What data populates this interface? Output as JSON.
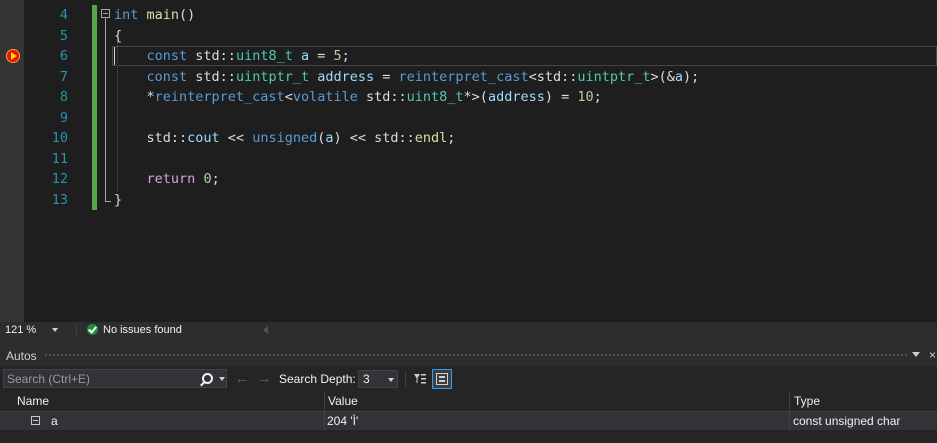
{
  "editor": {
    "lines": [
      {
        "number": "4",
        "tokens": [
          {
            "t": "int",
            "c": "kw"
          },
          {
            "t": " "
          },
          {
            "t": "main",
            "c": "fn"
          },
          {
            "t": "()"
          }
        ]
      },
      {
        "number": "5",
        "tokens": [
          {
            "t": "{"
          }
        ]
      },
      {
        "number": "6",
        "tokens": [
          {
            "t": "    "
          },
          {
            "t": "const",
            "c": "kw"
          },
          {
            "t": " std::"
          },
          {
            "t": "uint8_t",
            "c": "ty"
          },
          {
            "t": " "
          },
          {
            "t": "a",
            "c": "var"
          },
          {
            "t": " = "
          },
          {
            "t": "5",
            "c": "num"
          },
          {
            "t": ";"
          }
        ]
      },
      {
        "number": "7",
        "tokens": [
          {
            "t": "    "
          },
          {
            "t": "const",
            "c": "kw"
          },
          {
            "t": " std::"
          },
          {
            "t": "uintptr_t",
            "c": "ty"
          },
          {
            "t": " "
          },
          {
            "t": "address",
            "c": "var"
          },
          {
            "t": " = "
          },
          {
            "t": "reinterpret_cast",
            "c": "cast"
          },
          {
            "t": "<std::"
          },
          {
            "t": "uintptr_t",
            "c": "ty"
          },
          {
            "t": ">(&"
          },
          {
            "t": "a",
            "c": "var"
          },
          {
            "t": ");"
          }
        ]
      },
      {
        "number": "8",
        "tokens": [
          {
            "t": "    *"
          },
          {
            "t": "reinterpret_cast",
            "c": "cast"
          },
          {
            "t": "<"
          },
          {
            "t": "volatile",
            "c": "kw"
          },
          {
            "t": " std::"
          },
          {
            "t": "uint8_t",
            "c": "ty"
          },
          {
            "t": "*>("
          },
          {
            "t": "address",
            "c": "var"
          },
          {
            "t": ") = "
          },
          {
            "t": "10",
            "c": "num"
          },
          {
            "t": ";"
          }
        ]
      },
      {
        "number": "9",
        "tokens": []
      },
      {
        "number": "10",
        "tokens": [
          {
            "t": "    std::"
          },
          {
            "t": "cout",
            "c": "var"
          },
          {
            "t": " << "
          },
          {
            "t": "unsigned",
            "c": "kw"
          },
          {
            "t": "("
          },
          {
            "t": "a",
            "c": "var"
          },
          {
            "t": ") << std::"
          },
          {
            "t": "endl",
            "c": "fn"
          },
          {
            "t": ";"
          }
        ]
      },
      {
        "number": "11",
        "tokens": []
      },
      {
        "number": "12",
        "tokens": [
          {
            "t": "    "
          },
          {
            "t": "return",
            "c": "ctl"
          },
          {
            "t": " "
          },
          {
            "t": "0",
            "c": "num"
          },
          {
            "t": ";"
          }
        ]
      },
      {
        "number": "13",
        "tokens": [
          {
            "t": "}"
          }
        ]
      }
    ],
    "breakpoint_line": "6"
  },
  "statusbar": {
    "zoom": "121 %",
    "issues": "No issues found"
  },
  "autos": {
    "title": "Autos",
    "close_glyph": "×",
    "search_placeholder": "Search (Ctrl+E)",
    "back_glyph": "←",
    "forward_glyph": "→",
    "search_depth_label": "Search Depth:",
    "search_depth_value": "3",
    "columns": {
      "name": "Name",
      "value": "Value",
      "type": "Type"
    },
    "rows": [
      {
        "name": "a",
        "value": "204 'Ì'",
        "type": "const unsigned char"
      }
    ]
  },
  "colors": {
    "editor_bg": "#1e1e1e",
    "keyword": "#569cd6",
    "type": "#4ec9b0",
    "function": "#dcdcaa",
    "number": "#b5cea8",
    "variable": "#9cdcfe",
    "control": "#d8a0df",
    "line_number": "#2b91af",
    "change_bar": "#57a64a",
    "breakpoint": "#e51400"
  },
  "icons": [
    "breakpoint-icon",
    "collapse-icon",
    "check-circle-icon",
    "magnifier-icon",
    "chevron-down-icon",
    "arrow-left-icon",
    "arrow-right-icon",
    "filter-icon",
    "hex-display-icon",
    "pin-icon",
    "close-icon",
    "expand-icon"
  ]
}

==============================

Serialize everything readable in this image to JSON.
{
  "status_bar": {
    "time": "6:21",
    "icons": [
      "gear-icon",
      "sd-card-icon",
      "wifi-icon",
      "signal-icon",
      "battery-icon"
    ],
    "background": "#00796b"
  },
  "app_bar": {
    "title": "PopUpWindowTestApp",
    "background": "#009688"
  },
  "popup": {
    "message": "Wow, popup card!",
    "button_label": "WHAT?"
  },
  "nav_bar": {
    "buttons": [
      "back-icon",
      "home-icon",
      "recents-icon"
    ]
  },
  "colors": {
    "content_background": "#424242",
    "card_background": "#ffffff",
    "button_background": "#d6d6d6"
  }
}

==============================

• [WORK TO COMPLETE]
Go through the records above and copy every line with the word "JSON".

• [COMPLETED EXERCISE]
What data populates this interface? Output as JSON.
Serialize everything readable in this image to JSON.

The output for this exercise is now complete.